LISTED ENTRIES:
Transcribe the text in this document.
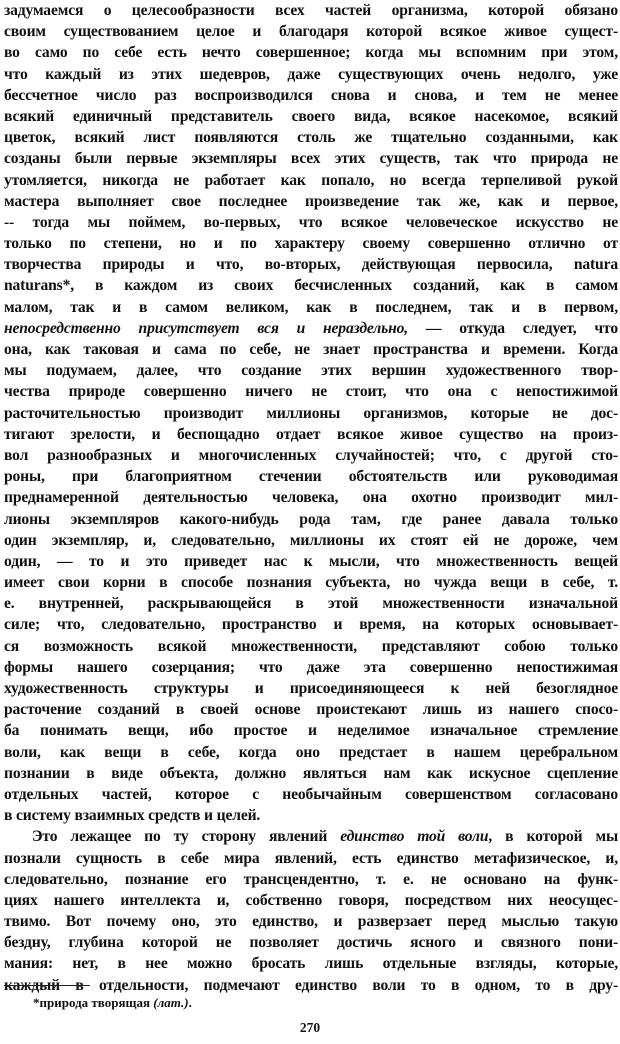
задумаемся о целесообразности всех частей организма, которой обязано
своим существованием целое и благодаря которой всякое живое сущест-
во само по себе есть нечто совершенное; когда мы вспомним при этом,
что каждый из этих шедевров, даже существующих очень недолго, уже
бессчетное число раз воспроизводился снова и снова, и тем не менее
всякий единичный представитель своего вида, всякое насекомое, всякий
цветок, всякий лист появляются столь же тщательно созданными, как
созданы были первые экземпляры всех этих существ, так что природа не
утомляется, никогда не работает как попало, но всегда терпеливой рукой
мастера выполняет свое последнее произведение так же, как и первое,
-- тогда мы поймем, во-первых, что всякое человеческое искусство не
только по степени, но и по характеру своему совершенно отлично от
творчества природы и что, во-вторых, действующая первосила, natura
naturans*, в каждом из своих бесчисленных созданий, как в самом
малом, так и в самом великом, как в последнем, так и в первом,
непосредственно присутствует вся и нераздельно, — откуда следует, что
она, как таковая и сама по себе, не знает пространства и времени. Когда
мы подумаем, далее, что создание этих вершин художественного твор-
чества природе совершенно ничего не стоит, что она с непостижимой
расточительностью производит миллионы организмов, которые не дос-
тигают зрелости, и беспощадно отдает всякое живое существо на произ-
вол разнообразных и многочисленных случайностей; что, с другой сто-
роны, при благоприятном стечении обстоятельств или руководимая
преднамеренной деятельностью человека, она охотно производит мил-
лионы экземпляров какого-нибудь рода там, где ранее давала только
один экземпляр, и, следовательно, миллионы их стоят ей не дороже, чем
один, — то и это приведет нас к мысли, что множественность вещей
имеет свои корни в способе познания субъекта, но чужда вещи в себе, т.
е. внутренней, раскрывающейся в этой множественности изначальной
силе; что, следовательно, пространство и время, на которых основывает-
ся возможность всякой множественности, представляют собою только
формы нашего созерцания; что даже эта совершенно непостижимая
художественность структуры и присоединяющееся к ней безоглядное
расточение созданий в своей основе проистекают лишь из нашего спосо-
ба понимать вещи, ибо простое и неделимое изначальное стремление
воли, как вещи в себе, когда оно предстает в нашем церебральном
познании в виде объекта, должно являться нам как искусное сцепление
отдельных частей, которое с необычайным совершенством согласовано
в систему взаимных средств и целей.
Это лежащее по ту сторону явлений единство той воли, в которой мы
познали сущность в себе мира явлений, есть единство метафизическое, и,
следовательно, познание его трансцендентно, т. е. не основано на функ-
циях нашего интеллекта и, собственно говоря, посредством них неосущес-
твимо. Вот почему оно, это единство, и разверзает перед мыслью такую
бездну, глубина которой не позволяет достичь ясного и связного пони-
мания: нет, в нее можно бросать лишь отдельные взгляды, которые,
каждый в отдельности, подмечают единство воли то в одном, то в дру-
*природа творящая (лат.).
270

EXERCISE DESCRIPTION: Word for word, quote the full listing, omitting every picture.

EXERCISE ANSWER:
Transcribe the text in this document.
задумаемся о целесообразности всех частей организма, которой обязано
своим существованием целое и благодаря которой всякое живое сущест-
во само по себе есть нечто совершенное; когда мы вспомним при этом,
что каждый из этих шедевров, даже существующих очень недолго, уже
бессчетное число раз воспроизводился снова и снова, и тем не менее
всякий единичный представитель своего вида, всякое насекомое, всякий
цветок, всякий лист появляются столь же тщательно созданными, как
созданы были первые экземпляры всех этих существ, так что природа не
утомляется, никогда не работает как попало, но всегда терпеливой рукой
мастера выполняет свое последнее произведение так же, как и первое,
-- тогда мы поймем, во-первых, что всякое человеческое искусство не
только по степени, но и по характеру своему совершенно отлично от
творчества природы и что, во-вторых, действующая первосила, natura
naturans*, в каждом из своих бесчисленных созданий, как в самом
малом, так и в самом великом, как в последнем, так и в первом,
непосредственно присутствует вся и нераздельно, — откуда следует, что
она, как таковая и сама по себе, не знает пространства и времени. Когда
мы подумаем, далее, что создание этих вершин художественного твор-
чества природе совершенно ничего не стоит, что она с непостижимой
расточительностью производит миллионы организмов, которые не дос-
тигают зрелости, и беспощадно отдает всякое живое существо на произ-
вол разнообразных и многочисленных случайностей; что, с другой сто-
роны, при благоприятном стечении обстоятельств или руководимая
преднамеренной деятельностью человека, она охотно производит мил-
лионы экземпляров какого-нибудь рода там, где ранее давала только
один экземпляр, и, следовательно, миллионы их стоят ей не дороже, чем
один, — то и это приведет нас к мысли, что множественность вещей
имеет свои корни в способе познания субъекта, но чужда вещи в себе, т.
е. внутренней, раскрывающейся в этой множественности изначальной
силе; что, следовательно, пространство и время, на которых основывает-
ся возможность всякой множественности, представляют собою только
формы нашего созерцания; что даже эта совершенно непостижимая
художественность структуры и присоединяющееся к ней безоглядное
расточение созданий в своей основе проистекают лишь из нашего спосо-
ба понимать вещи, ибо простое и неделимое изначальное стремление
воли, как вещи в себе, когда оно предстает в нашем церебральном
познании в виде объекта, должно являться нам как искусное сцепление
отдельных частей, которое с необычайным совершенством согласовано
в систему взаимных средств и целей.
Это лежащее по ту сторону явлений единство той воли, в которой мы
познали сущность в себе мира явлений, есть единство метафизическое, и,
следовательно, познание его трансцендентно, т. е. не основано на функ-
циях нашего интеллекта и, собственно говоря, посредством них неосущес-
твимо. Вот почему оно, это единство, и разверзает перед мыслью такую
бездну, глубина которой не позволяет достичь ясного и связного пони-
мания: нет, в нее можно бросать лишь отдельные взгляды, которые,
каждый в отдельности, подмечают единство воли то в одном, то в дру-
*природа творящая (лат.).
270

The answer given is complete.